Ganz anders sah es beim BVB aus, der in der ersten Hälfte ohne echte Torchance blieb, aber nach einer starken Einzelleistung von Julian Brandt praktisch mit dem Pausenpfiff in Führung ging. Dortmund in Halbzeit eins nur mit 0,06 xGoals, aber mit dem einzigen Treffer. Ärgerlich für die Gäste, die aber auch nach der Pause weiter mutig den Weg nach vorne suchten. 69 Prozent Ballbesitzphasen in den ersten 15 Minuten nach der Pause sind ein Wahnsinnswert für einen Aufsteiger bei einem Champions-League-Teilnehmer. Mehrmals stand Gregor Kobel oder das lange Bein von Nico Schlotterbeck dem möglichen Ausgleich im Weg. Auf der Gegenseite jagte Raphael Guerreiro einen Distanzschuss schlafwandlerisch sicher durchs Gewühl im Strafraum in die rechte Ecke. An einem normalen Tag ist das die Entscheidung. Aber in dem Jahr zweite Liga ist die Bremer Mannschaft zusammengewachsen und selbst nach 88 Minuten versuchte das Werner-Team weiterhin alles.

Beim 7222. Anlauf hat es geklappt

Die Statistik sprach dabei klar gegen die Hanseaten: Vor dem dritten Spieltag der Saison 2022/23 lagen Mannschaften in der Bundesliga seit 1963 7.221 Mal mit zwei oder mehr Treffern hinten. In 7.216 Fällen ging das Team am Ende auch als Verlierer vom Platz. Immerhin fünf Mal, also in 0,07 Prozent der Partien, sprang noch ein Punkt dabei heraus. Komplett gedreht hatte das ein Club in der Bundesliga noch nie. Aber selten hat eine Mannschaft auch trotz eines 0:2-Rückstands kurz vor Schluss noch so unbeeindruckt weiter ihr Ding durchgezogen. Und irgendwie war es zu spüren, als der Außenrist-Schuss von Lee Buchanan in der 89. Minute rechts oben im Winkel einschlug, dass das Spiel noch nicht gelaufen war.

Fast beeindruckender als der blitzsaubere Kopfballtreffer von Niklas Schmidt zum 2:2 war die Reaktion auf den Ausgleich in der 93. Minute. Wer gedacht hatte, Werder würde sich jetzt hinten reinstellen, um den einen Punkt in Dortmund mit Mann und Maus zu verteidigen, sah sich getäuscht. Die Bremer spielten weiterhin auf Sieg. Auch der von Krämpfen geplagte Kapitän Marco Friedl musste auf die Zähne beißen, denn das Wechselkontingent war bereits erschöpft. Oliver Burke machte dann nach perfektem Zuspiel von Mitchell Weiser das Werder-Wunder, das sich diesmal ausnahmsweise nicht an der Weser abspielte, komplett.

Aufgabe –
Prüfe, ob die Aussagen (a) bis (c) zum Spielbericht oben passen, und gib zu jeder Ja oder Nein samt der ausschlaggebenden Textstelle im Wortlaut an.
(a) Dortmund lag zur Pause mit nur 0,06 xGoals vorne.
(b) Vor dieser Saison hatte schon einmal ein Bundesliga-Club einen Rückstand von zwei oder mehr Toren in einen Sieg verwandelt.
(c) Werder konnte den angeschlagenen Kapitän Marco Friedl noch auswechseln.

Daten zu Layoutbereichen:

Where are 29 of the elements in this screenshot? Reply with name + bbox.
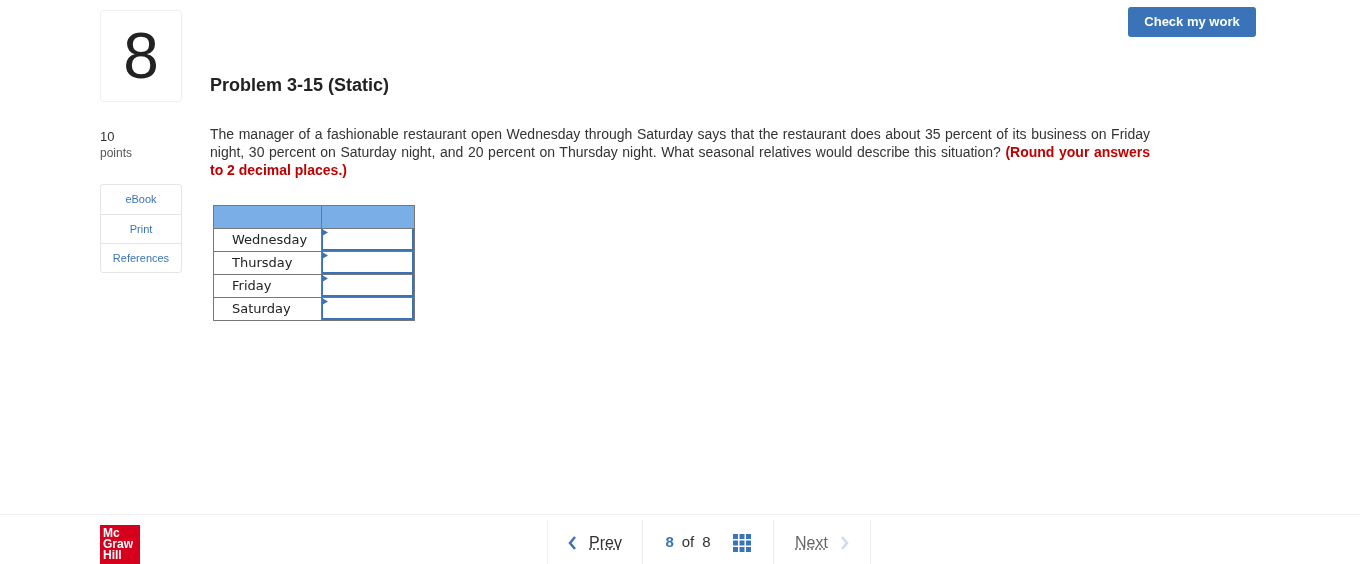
answer-field[interactable] (322, 252, 414, 274)
prev-link[interactable]: Prev (548, 520, 643, 564)
corner-marker-icon (322, 298, 328, 305)
resource-link[interactable]: Print (101, 214, 181, 243)
points-label: points (100, 145, 134, 161)
chevron-right-icon (839, 535, 849, 550)
corner-marker-icon (322, 275, 328, 282)
total-questions: 8 (702, 532, 711, 553)
problem-text: The manager of a fashionable restaurant open Wednesday through Saturday says that the restaurant does about 35 percent of its business on Friday night, 30 percent on Saturday night, and 20 percent on Thursday night. What seasonal relatives would describe this situation? (Round your answers to 2 decimal places.) (210, 125, 1150, 179)
publisher-logo: Mc Graw Hill (100, 525, 140, 564)
points-value: 10 (100, 129, 116, 145)
corner-marker-icon (322, 229, 328, 236)
grid-icon[interactable] (732, 533, 751, 552)
chevron-left-icon (568, 535, 578, 550)
row-label: Saturday (213, 297, 322, 321)
answer-field[interactable] (322, 229, 414, 251)
answer-field[interactable] (322, 298, 414, 320)
row-label: Friday (213, 274, 322, 298)
of-label: of (681, 532, 695, 553)
corner-marker-icon (322, 252, 328, 259)
row-label: Wednesday (213, 228, 322, 252)
row-label: Thursday (213, 251, 322, 275)
check-my-work-button[interactable]: Check my work (1128, 7, 1256, 37)
answer-field[interactable] (322, 275, 414, 297)
current-question: 8 (665, 532, 674, 553)
question-number: 8 (100, 10, 182, 102)
resource-link[interactable]: eBook (101, 185, 181, 214)
problem-title: Problem 3-15 (Static) (210, 74, 391, 96)
resource-link[interactable]: References (101, 243, 181, 272)
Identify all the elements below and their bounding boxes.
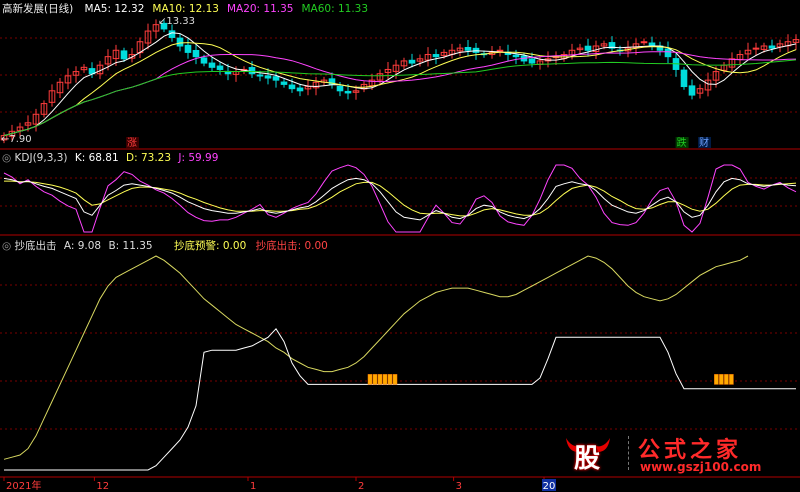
kdj-settings-icon[interactable]: ◎ xyxy=(2,152,11,164)
main-panel-header: 高新发展(日线) MA5: 12.32 MA10: 12.13 MA20: 11.3… xyxy=(2,1,368,16)
watermark-divider xyxy=(628,436,630,470)
candle-body-85 xyxy=(680,69,688,88)
ma-legend-item-3: MA60: 11.33 xyxy=(301,3,369,15)
candle-body-94 xyxy=(752,47,760,50)
candle-body-64 xyxy=(512,54,520,58)
candle-body-73 xyxy=(584,45,592,51)
watermark-logo: 股 xyxy=(562,432,614,474)
kdj-lines xyxy=(3,164,797,233)
tag-text-2: 财 xyxy=(699,136,709,149)
signal-bar-1 xyxy=(724,374,729,385)
panel-frames xyxy=(0,148,800,478)
moving-average-lines xyxy=(3,32,797,137)
grid-lines xyxy=(0,37,800,430)
axis-label-4: 3 xyxy=(456,481,462,492)
signal-bar-0 xyxy=(372,374,378,385)
tag-text-1: 跌 xyxy=(677,136,687,149)
candle-body-54 xyxy=(432,54,440,58)
axis-label-3: 2 xyxy=(358,481,364,492)
ma-legend-item-1: MA10: 12.13 xyxy=(152,3,219,15)
signal-bar-0 xyxy=(377,374,383,385)
candle-body-83 xyxy=(664,48,672,58)
kdj-j-line xyxy=(3,164,797,233)
hit-value: 抄底出击: 0.00 xyxy=(255,240,328,252)
low-marker: ←7.90 xyxy=(1,134,32,145)
high-marker-value: 13.33 xyxy=(166,16,196,27)
ma5-line xyxy=(3,32,797,137)
candle-body-51 xyxy=(408,59,416,64)
axis-label-5: 20 xyxy=(543,481,556,492)
high-marker: ↙13.33 xyxy=(158,16,195,27)
kdj-k-line xyxy=(3,177,797,221)
event-tags: 涨 跌财 xyxy=(126,136,711,149)
bottom-signal-legend: 抄底预警: 0.00 抄底出击: 0.00 xyxy=(174,238,328,253)
candle-body-22 xyxy=(176,37,184,47)
warn-value: 抄底预警: 0.00 xyxy=(174,240,247,252)
ma-legend: MA5: 12.32 MA10: 12.13 MA20: 11.35 MA60: 11… xyxy=(77,3,369,15)
candle-body-33 xyxy=(264,75,272,79)
candle-body-35 xyxy=(280,81,288,85)
candle-body-32 xyxy=(256,74,264,77)
candle-body-86 xyxy=(688,85,696,96)
candle-body-36 xyxy=(288,84,296,90)
kdj-k-value: K: 68.81 xyxy=(74,152,119,164)
signal-bar-0 xyxy=(367,374,373,385)
candle-body-25 xyxy=(200,57,208,64)
kdj-j-value: J: 59.99 xyxy=(178,152,219,164)
bottom-settings-icon[interactable]: ◎ xyxy=(2,240,11,252)
candle-body-26 xyxy=(208,62,216,68)
candle-body-42 xyxy=(336,85,344,92)
candle-body-37 xyxy=(296,87,304,92)
candle-body-96 xyxy=(768,45,776,49)
candle-body-34 xyxy=(272,76,280,81)
time-axis: 2021年 12 1 2 3 20 xyxy=(3,477,556,492)
candle-body-66 xyxy=(528,58,536,64)
ma-legend-item-2: MA20: 11.35 xyxy=(226,3,294,15)
signal-bar-1 xyxy=(719,374,724,385)
candle-body-15 xyxy=(120,50,128,60)
watermark-url: www.gszj100.com xyxy=(640,460,762,474)
signal-bar-0 xyxy=(392,374,398,385)
signal-bar-0 xyxy=(387,374,393,385)
candle-body-23 xyxy=(184,44,192,53)
watermark-logo-char: 股 xyxy=(574,444,601,474)
low-marker-value: 7.90 xyxy=(9,134,32,145)
kdj-title[interactable]: KDJ(9,3,3) xyxy=(15,152,68,164)
signal-bar-0 xyxy=(382,374,388,385)
candle-body-31 xyxy=(248,67,256,75)
axis-label-2: 1 xyxy=(250,481,256,492)
axis-label-1: 12 xyxy=(96,481,109,492)
candle-body-80 xyxy=(640,41,648,44)
ma-legend-item-0: MA5: 12.32 xyxy=(84,3,145,15)
bottom-panel-header: ◎ 抄底出击 A: 9.08 B: 11.35 xyxy=(2,238,153,253)
tag-text-0: 涨 xyxy=(127,137,137,149)
bottom-a-value: A: 9.08 xyxy=(63,240,102,252)
bottom-b-value: B: 11.35 xyxy=(108,240,153,252)
kdj-d-value: D: 73.23 xyxy=(126,152,172,164)
candle-body-43 xyxy=(344,90,352,94)
signal-bar-1 xyxy=(714,374,719,385)
candle-body-27 xyxy=(216,65,224,70)
bottom-title[interactable]: 抄底出击 xyxy=(15,240,57,252)
main-panel-title[interactable]: 高新发展(日线) xyxy=(2,3,73,15)
candle-body-24 xyxy=(192,49,200,58)
axis-label-0: 2021年 xyxy=(6,479,41,492)
candle-body-58 xyxy=(464,46,472,51)
kdj-panel-header: ◎ KDJ(9,3,3) K: 68.81 D: 73.23 J: 59.99 xyxy=(2,152,218,164)
watermark: 股 公式之家 www.gszj100.com xyxy=(560,430,798,476)
ma60-line xyxy=(3,59,797,137)
signal-bar-1 xyxy=(729,374,734,385)
candle-body-62 xyxy=(496,49,504,52)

Lösung –
(a) Ja: „Dortmund in Halbzeit eins nur mit 0,06 xGoals, aber mit dem einzigen Treffer.“
(b) Nein: „Komplett gedreht hatte das ein Club in der Bundesliga noch nie.“
(c) Nein: „Auch der von Krämpfen geplagte Kapitän Marco Friedl musste auf die Zähne beißen, denn das Wechselkontingent war bereits erschöpft.“